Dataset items
##############################

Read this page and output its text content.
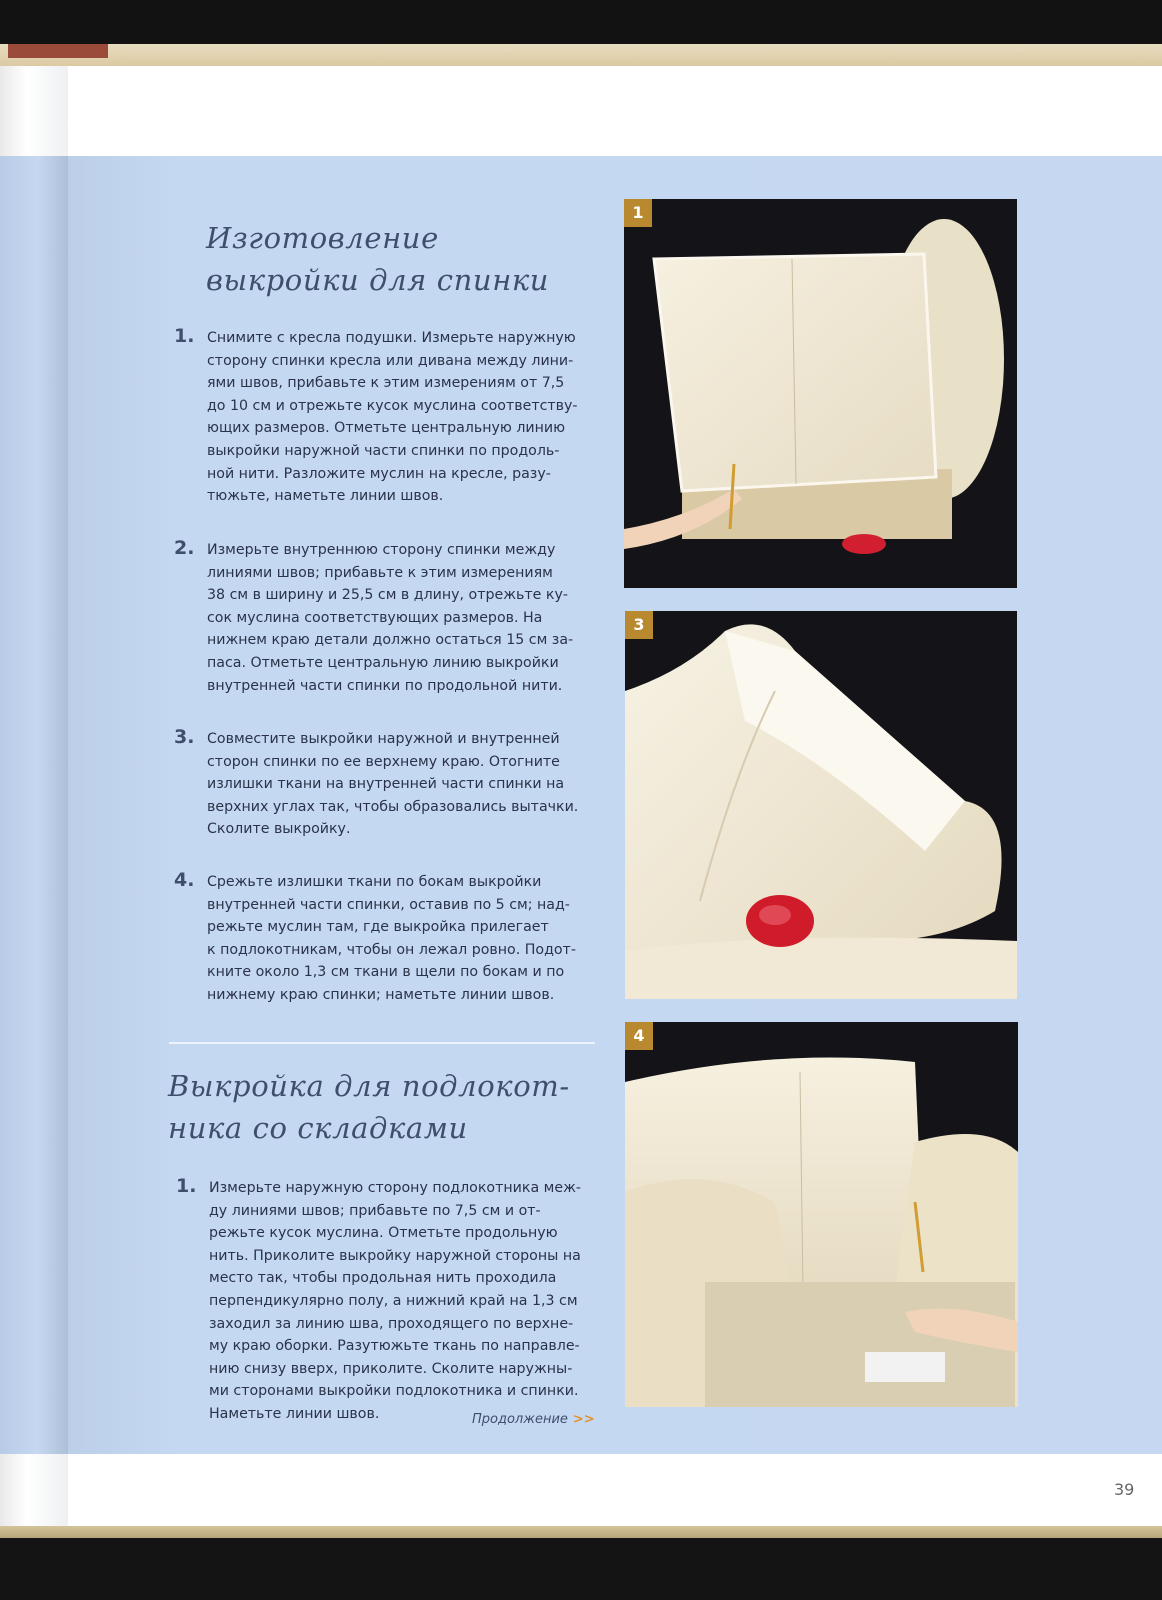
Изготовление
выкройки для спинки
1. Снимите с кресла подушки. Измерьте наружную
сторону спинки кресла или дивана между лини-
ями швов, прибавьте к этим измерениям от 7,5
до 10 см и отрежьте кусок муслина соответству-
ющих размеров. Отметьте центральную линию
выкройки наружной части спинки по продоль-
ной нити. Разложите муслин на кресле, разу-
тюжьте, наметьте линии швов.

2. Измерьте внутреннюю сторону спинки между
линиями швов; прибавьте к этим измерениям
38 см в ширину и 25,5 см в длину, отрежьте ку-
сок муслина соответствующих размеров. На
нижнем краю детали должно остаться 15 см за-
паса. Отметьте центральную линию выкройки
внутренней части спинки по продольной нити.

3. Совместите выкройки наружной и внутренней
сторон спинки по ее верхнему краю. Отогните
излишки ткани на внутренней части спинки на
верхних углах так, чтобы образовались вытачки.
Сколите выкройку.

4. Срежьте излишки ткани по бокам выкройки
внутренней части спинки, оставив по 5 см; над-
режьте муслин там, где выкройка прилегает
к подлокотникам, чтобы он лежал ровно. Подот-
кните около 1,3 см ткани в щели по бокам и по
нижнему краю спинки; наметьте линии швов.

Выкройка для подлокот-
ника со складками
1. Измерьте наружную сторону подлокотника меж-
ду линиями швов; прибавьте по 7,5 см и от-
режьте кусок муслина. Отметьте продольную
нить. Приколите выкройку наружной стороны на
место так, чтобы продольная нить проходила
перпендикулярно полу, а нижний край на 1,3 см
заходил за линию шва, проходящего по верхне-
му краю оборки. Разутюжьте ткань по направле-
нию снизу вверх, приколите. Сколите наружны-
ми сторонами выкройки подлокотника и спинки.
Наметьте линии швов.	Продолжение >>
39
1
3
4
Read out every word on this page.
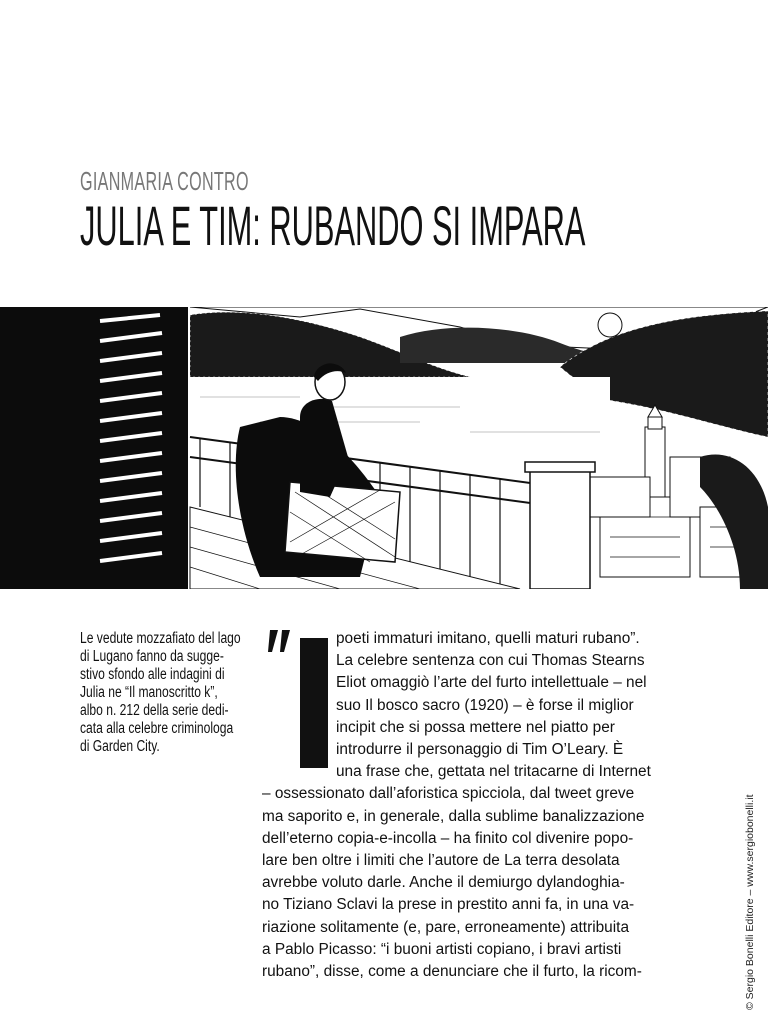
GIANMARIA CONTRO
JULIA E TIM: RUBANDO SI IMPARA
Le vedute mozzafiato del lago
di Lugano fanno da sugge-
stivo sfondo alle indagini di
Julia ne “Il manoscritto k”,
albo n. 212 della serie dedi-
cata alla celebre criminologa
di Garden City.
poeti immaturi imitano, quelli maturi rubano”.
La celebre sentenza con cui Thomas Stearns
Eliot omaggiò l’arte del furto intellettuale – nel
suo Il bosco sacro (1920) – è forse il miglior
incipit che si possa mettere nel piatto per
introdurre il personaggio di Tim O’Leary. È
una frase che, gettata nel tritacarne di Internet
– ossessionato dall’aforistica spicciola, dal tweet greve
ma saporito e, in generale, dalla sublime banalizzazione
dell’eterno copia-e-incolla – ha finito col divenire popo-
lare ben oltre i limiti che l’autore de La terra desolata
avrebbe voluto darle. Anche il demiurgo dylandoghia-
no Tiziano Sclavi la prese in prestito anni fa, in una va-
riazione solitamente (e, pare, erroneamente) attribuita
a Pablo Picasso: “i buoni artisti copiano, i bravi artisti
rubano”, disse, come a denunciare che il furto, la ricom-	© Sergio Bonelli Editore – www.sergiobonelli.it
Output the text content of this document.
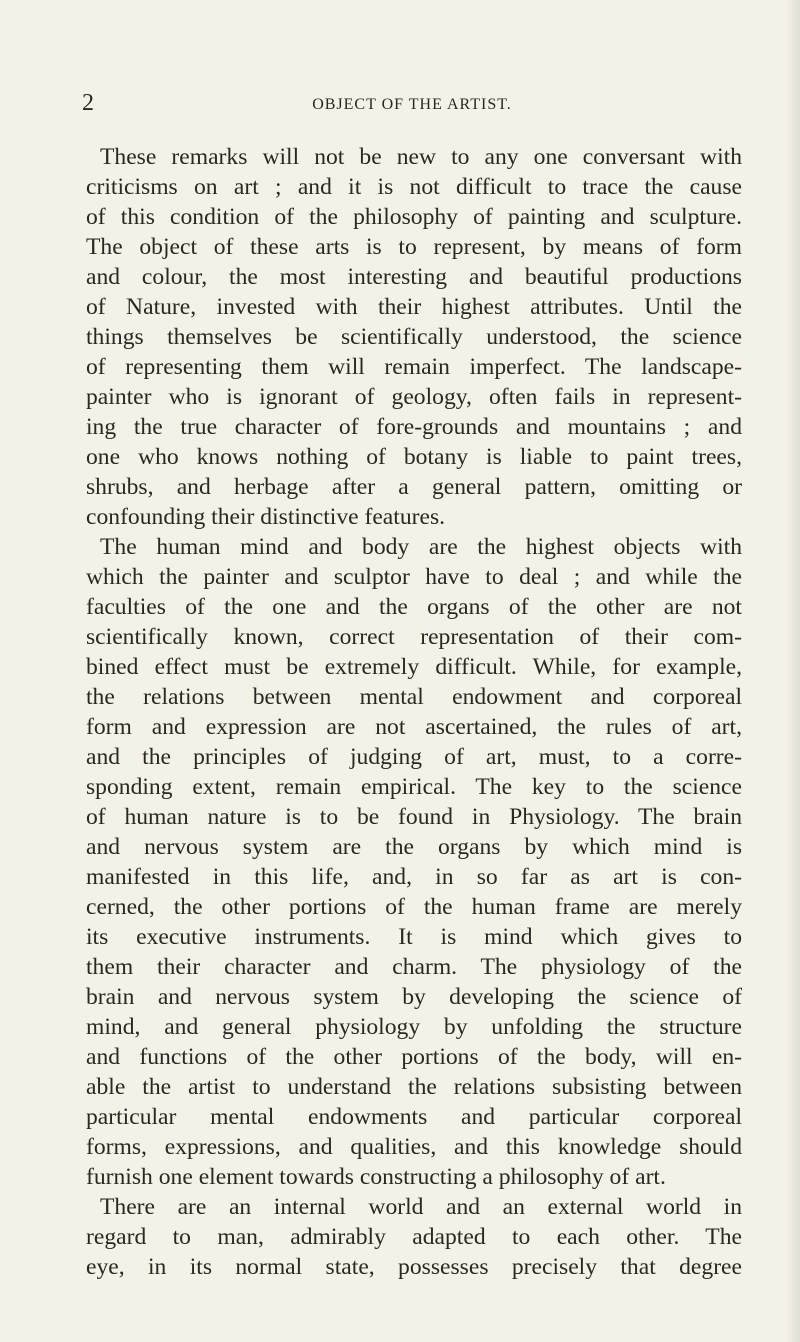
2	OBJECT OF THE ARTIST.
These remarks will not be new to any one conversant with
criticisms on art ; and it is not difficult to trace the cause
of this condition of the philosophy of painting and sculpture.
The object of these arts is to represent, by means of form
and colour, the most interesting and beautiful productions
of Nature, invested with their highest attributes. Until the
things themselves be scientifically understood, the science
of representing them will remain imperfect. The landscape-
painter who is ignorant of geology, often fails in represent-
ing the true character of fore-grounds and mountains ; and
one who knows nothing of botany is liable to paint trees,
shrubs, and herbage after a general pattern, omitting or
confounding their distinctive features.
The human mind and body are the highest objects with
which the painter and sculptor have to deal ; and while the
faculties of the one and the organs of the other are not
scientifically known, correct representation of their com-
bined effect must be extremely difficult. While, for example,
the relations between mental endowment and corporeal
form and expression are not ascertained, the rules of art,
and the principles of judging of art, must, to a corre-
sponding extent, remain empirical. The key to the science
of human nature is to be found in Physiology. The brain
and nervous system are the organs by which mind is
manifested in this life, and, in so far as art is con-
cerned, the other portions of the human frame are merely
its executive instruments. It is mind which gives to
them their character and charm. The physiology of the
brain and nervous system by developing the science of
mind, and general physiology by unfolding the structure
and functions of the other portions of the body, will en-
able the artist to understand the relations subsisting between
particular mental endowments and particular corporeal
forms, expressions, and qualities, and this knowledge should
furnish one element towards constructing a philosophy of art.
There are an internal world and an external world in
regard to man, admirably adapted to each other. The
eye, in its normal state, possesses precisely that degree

##############################

Instruction
Every record above should be transcribed exactly; the pictures stay out of the copy.

Finished answer
Read this page and output its text content.
Изготовление
выкройки для спинки
1. Снимите с кресла подушки. Измерьте наружную
сторону спинки кресла или дивана между лини-
ями швов, прибавьте к этим измерениям от 7,5
до 10 см и отрежьте кусок муслина соответству-
ющих размеров. Отметьте центральную линию
выкройки наружной части спинки по продоль-
ной нити. Разложите муслин на кресле, разу-
тюжьте, наметьте линии швов.

2. Измерьте внутреннюю сторону спинки между
линиями швов; прибавьте к этим измерениям
38 см в ширину и 25,5 см в длину, отрежьте ку-
сок муслина соответствующих размеров. На
нижнем краю детали должно остаться 15 см за-
паса. Отметьте центральную линию выкройки
внутренней части спинки по продольной нити.

3. Совместите выкройки наружной и внутренней
сторон спинки по ее верхнему краю. Отогните
излишки ткани на внутренней части спинки на
верхних углах так, чтобы образовались вытачки.
Сколите выкройку.

4. Срежьте излишки ткани по бокам выкройки
внутренней части спинки, оставив по 5 см; над-
режьте муслин там, где выкройка прилегает
к подлокотникам, чтобы он лежал ровно. Подот-
кните около 1,3 см ткани в щели по бокам и по
нижнему краю спинки; наметьте линии швов.

Выкройка для подлокот-
ника со складками
1. Измерьте наружную сторону подлокотника меж-
ду линиями швов; прибавьте по 7,5 см и от-
режьте кусок муслина. Отметьте продольную
нить. Приколите выкройку наружной стороны на
место так, чтобы продольная нить проходила
перпендикулярно полу, а нижний край на 1,3 см
заходил за линию шва, проходящего по верхне-
му краю оборки. Разутюжьте ткань по направле-
нию снизу вверх, приколите. Сколите наружны-
ми сторонами выкройки подлокотника и спинки.
Наметьте линии швов.	Продолжение >>
39
1
3
4
Read out every word on this page.
GIANMARIA CONTRO
JULIA E TIM: RUBANDO SI IMPARA
Le vedute mozzafiato del lago
di Lugano fanno da sugge-
stivo sfondo alle indagini di
Julia ne “Il manoscritto k”,
albo n. 212 della serie dedi-
cata alla celebre criminologa
di Garden City.
poeti immaturi imitano, quelli maturi rubano”.
La celebre sentenza con cui Thomas Stearns
Eliot omaggiò l’arte del furto intellettuale – nel
suo Il bosco sacro (1920) – è forse il miglior
incipit che si possa mettere nel piatto per
introdurre il personaggio di Tim O’Leary. È
una frase che, gettata nel tritacarne di Internet
– ossessionato dall’aforistica spicciola, dal tweet greve
ma saporito e, in generale, dalla sublime banalizzazione
dell’eterno copia-e-incolla – ha finito col divenire popo-
lare ben oltre i limiti che l’autore de La terra desolata
avrebbe voluto darle. Anche il demiurgo dylandoghia-
no Tiziano Sclavi la prese in prestito anni fa, in una va-
riazione solitamente (e, pare, erroneamente) attribuita
a Pablo Picasso: “i buoni artisti copiano, i bravi artisti
rubano”, disse, come a denunciare che il furto, la ricom-	© Sergio Bonelli Editore – www.sergiobonelli.it
Output the text content of this document.
2	OBJECT OF THE ARTIST.
These remarks will not be new to any one conversant with
criticisms on art ; and it is not difficult to trace the cause
of this condition of the philosophy of painting and sculpture.
The object of these arts is to represent, by means of form
and colour, the most interesting and beautiful productions
of Nature, invested with their highest attributes. Until the
things themselves be scientifically understood, the science
of representing them will remain imperfect. The landscape-
painter who is ignorant of geology, often fails in represent-
ing the true character of fore-grounds and mountains ; and
one who knows nothing of botany is liable to paint trees,
shrubs, and herbage after a general pattern, omitting or
confounding their distinctive features.
The human mind and body are the highest objects with
which the painter and sculptor have to deal ; and while the
faculties of the one and the organs of the other are not
scientifically known, correct representation of their com-
bined effect must be extremely difficult. While, for example,
the relations between mental endowment and corporeal
form and expression are not ascertained, the rules of art,
and the principles of judging of art, must, to a corre-
sponding extent, remain empirical. The key to the science
of human nature is to be found in Physiology. The brain
and nervous system are the organs by which mind is
manifested in this life, and, in so far as art is con-
cerned, the other portions of the human frame are merely
its executive instruments. It is mind which gives to
them their character and charm. The physiology of the
brain and nervous system by developing the science of
mind, and general physiology by unfolding the structure
and functions of the other portions of the body, will en-
able the artist to understand the relations subsisting between
particular mental endowments and particular corporeal
forms, expressions, and qualities, and this knowledge should
furnish one element towards constructing a philosophy of art.
There are an internal world and an external world in
regard to man, admirably adapted to each other. The
eye, in its normal state, possesses precisely that degree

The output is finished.